● SET TASK 1
Rewrite the records from their first line through the line containing "figure-title: Pred Label: DV", replacing "slice-image" with "slice-frame" everywhere and leaving everything else unchanged.

● DOCUMENT PASSAGE
So does that mean Tom Menino is vastly underpaid? I don’t think so. I don’t believe you can make population and budget size the common denominator when hiring an administrator.
http://www.boston.com/news/local/massachusetts/articles/2006/05/04/council_oks_big_raises_for_itself_mayor/
http://www.infoplease.com/ipa/A0763098.html
June 4th, 2007 at 11:28 pm
I would say yes, the Mayor of Boston is vastly underpaid.
If we think of city govt. as a business as so many of us would like for it to be managed, try and think of another billion dollar corporation that has CEO with a salary of $175K?
June 4th, 2007 at 11:52 pm
So you would have the CEO of Lowell make the same pay ratio between CEO and rank and file worker as well? According to one source (I’m not spending a lot of time looking) that ratio was 411 to 1 in 2005. So, do the calculation, what is Bernie worth if we base it on him being a CEO of a corporation instead of running a city?
BTW, corporations are responsible for earning shareholders money, so how would you structure the city so that we taxpayers, the shareholders, get annual dividends instead of having to pay taxes?

● GIVEN ENTRIES
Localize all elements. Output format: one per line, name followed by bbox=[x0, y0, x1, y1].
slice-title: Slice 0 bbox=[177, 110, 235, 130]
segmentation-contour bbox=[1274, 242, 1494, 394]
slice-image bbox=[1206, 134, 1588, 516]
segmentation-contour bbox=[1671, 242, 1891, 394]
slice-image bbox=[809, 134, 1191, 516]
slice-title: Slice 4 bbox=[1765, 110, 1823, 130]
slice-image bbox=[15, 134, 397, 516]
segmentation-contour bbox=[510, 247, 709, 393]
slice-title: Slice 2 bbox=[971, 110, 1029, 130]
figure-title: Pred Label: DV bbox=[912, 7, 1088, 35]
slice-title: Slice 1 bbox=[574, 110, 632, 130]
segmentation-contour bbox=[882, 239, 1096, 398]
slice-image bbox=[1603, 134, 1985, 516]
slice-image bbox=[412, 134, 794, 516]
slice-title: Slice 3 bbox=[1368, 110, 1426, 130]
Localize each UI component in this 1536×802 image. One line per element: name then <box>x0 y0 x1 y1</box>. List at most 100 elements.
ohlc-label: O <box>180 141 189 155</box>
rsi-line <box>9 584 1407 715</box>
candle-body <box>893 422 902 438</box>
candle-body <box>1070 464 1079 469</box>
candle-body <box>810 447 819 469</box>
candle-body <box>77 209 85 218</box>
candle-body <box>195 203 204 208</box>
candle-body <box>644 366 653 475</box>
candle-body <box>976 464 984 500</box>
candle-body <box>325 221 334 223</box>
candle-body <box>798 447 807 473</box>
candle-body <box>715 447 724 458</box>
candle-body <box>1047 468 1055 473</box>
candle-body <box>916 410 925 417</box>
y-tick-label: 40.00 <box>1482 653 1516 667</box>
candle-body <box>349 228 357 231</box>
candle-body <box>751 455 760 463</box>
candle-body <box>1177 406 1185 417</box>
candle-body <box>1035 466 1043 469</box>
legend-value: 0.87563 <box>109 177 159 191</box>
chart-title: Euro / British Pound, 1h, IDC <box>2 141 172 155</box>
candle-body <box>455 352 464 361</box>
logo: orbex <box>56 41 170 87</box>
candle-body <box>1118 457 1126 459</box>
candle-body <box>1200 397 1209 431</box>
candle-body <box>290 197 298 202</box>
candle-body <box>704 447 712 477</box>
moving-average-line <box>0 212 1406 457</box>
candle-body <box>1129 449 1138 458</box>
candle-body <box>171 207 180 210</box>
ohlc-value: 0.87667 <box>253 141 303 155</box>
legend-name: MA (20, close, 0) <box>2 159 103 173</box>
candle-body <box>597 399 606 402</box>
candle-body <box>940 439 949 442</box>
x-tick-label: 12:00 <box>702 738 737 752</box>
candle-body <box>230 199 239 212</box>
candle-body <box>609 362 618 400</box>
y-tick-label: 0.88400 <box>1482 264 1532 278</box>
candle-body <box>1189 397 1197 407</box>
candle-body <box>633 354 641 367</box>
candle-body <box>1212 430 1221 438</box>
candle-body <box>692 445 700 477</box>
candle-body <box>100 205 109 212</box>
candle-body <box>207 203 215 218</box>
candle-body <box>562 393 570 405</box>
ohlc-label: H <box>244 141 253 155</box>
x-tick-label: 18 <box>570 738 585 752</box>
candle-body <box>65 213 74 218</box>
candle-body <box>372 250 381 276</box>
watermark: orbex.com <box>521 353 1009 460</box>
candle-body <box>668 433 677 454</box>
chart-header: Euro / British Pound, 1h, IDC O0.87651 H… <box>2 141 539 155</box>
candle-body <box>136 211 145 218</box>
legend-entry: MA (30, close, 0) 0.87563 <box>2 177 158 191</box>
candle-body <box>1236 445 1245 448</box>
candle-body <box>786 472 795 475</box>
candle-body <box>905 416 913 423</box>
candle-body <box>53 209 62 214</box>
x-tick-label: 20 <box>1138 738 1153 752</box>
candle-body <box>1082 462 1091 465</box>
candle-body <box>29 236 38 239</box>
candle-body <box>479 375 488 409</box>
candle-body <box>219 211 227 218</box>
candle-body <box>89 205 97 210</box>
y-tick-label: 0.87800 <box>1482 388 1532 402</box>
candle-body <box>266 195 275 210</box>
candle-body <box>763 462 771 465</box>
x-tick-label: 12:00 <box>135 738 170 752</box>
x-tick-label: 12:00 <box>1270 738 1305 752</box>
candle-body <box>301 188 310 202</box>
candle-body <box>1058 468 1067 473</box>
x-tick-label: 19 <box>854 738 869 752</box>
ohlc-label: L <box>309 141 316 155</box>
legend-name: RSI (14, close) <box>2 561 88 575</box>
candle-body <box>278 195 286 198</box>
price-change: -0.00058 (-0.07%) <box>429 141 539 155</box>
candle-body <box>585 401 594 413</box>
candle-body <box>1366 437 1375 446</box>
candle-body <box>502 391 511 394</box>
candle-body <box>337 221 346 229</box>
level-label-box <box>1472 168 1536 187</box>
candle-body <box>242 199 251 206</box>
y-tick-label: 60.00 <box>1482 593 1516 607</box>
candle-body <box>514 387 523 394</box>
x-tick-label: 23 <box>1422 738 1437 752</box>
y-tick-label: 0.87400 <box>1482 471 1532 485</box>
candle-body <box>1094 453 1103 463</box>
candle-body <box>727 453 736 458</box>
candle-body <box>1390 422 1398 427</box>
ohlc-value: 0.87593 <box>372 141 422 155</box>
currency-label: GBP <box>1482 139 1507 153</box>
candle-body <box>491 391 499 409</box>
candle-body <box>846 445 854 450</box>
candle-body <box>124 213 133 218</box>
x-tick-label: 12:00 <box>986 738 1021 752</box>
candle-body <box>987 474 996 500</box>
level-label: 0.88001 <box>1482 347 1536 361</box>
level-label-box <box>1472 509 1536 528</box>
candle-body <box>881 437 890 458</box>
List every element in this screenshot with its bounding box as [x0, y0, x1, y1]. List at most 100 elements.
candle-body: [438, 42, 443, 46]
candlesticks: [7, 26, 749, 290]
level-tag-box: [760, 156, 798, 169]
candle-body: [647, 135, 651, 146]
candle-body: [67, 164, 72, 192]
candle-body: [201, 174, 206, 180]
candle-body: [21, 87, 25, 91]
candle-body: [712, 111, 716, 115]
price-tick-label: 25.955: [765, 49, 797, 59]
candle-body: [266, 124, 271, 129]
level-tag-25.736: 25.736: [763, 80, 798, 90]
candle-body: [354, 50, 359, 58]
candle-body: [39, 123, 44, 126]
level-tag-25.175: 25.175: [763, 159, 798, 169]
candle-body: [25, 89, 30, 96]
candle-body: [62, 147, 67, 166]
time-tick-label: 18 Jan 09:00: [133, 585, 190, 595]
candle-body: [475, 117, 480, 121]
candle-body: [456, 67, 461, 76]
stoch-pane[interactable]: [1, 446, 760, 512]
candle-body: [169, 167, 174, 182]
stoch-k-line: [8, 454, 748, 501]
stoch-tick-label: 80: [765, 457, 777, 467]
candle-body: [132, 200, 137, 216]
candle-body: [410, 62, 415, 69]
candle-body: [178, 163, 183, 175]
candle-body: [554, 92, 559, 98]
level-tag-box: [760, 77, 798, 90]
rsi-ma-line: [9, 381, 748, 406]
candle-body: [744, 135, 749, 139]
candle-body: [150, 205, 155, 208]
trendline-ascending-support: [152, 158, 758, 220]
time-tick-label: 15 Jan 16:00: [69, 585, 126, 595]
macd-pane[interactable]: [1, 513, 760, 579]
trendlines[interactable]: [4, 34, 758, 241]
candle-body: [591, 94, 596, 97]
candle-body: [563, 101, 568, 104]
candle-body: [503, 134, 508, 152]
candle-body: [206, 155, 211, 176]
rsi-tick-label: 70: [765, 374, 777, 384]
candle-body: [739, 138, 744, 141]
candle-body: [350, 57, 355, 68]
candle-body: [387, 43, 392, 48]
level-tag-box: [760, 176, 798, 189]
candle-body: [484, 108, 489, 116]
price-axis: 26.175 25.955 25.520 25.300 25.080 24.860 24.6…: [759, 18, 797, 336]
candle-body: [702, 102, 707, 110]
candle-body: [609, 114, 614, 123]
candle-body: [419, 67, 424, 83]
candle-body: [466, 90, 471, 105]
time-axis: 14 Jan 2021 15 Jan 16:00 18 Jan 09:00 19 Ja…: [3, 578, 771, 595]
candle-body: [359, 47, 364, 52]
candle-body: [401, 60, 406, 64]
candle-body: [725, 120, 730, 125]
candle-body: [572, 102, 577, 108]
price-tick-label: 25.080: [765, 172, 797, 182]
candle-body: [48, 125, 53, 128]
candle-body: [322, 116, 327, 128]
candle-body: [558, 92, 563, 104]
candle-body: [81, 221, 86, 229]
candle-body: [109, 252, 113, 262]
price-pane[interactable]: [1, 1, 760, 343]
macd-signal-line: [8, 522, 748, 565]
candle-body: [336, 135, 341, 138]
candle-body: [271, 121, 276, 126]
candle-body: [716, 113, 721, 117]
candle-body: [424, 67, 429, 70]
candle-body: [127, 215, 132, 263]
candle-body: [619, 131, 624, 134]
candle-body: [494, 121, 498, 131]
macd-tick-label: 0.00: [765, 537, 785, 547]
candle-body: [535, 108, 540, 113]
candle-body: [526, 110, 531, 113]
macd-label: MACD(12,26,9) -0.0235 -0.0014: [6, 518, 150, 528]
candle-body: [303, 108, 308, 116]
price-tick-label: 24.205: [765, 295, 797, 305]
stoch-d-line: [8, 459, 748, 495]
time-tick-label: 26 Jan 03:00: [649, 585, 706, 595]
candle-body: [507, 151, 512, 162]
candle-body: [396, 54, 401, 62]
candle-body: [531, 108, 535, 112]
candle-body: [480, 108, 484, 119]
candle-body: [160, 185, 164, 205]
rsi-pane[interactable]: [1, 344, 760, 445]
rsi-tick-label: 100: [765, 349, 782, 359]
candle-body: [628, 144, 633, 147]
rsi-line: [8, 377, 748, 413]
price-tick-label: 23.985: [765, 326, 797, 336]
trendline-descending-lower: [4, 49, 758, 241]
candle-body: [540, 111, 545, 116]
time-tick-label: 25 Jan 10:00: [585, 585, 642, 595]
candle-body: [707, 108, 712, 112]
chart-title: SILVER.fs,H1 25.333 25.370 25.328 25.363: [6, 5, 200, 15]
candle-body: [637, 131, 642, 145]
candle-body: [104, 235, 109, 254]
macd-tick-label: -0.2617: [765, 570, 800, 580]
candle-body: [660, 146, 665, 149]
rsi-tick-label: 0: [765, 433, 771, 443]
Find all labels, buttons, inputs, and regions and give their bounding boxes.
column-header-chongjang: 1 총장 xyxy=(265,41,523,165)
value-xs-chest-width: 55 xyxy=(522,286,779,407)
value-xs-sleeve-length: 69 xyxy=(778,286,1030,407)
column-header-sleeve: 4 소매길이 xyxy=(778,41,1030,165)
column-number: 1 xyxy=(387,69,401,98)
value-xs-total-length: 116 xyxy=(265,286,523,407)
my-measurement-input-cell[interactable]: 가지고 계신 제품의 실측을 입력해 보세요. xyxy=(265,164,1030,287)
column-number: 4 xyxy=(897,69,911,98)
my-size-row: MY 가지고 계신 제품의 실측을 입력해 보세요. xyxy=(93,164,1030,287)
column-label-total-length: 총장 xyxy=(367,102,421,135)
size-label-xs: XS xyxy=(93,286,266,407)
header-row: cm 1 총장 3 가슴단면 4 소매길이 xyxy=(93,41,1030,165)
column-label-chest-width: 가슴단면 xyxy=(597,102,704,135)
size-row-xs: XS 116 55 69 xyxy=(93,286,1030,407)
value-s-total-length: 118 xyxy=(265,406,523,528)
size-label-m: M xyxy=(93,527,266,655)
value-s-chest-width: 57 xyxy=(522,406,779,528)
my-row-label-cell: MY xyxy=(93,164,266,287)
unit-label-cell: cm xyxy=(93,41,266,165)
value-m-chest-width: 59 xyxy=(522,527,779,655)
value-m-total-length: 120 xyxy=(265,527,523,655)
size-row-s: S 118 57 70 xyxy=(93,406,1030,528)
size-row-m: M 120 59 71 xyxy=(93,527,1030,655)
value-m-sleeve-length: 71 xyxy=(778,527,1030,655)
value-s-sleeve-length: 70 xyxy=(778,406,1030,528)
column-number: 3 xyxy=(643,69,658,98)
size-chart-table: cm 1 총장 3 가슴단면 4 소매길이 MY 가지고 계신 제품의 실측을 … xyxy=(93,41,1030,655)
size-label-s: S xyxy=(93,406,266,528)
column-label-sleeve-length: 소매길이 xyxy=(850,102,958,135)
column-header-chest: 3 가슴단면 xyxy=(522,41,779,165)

● SET TASK 2
From the discussion of the mayor's salary, reproduce the passage that starts at the words "June 4th, 2007 at 11:52" and ends after the words "running a city?".

● PROBLEM SOLUTION 1
Localize all elements. Output format: one per line, name followed by bbox=[x0, y0, x1, y1].
slice-title: Slice 0 bbox=[177, 110, 235, 130]
segmentation-contour bbox=[1274, 242, 1494, 394]
slice-frame bbox=[1206, 134, 1588, 516]
segmentation-contour bbox=[1671, 242, 1891, 394]
slice-frame bbox=[809, 134, 1191, 516]
slice-title: Slice 4 bbox=[1765, 110, 1823, 130]
slice-frame bbox=[15, 134, 397, 516]
segmentation-contour bbox=[510, 247, 709, 393]
slice-title: Slice 2 bbox=[971, 110, 1029, 130]
figure-title: Pred Label: DV bbox=[912, 7, 1088, 35]

● PROBLEM SOLUTION 2
June 4th, 2007 at 11:52 pm
So you would have the CEO of Lowell make the same pay ratio between CEO and rank and file worker as well? According to one source (I’m not spending a lot of time looking) that ratio was 411 to 1 in 2005. So, do the calculation, what is Bernie worth if we base it on him being a CEO of a corporation instead of running a city?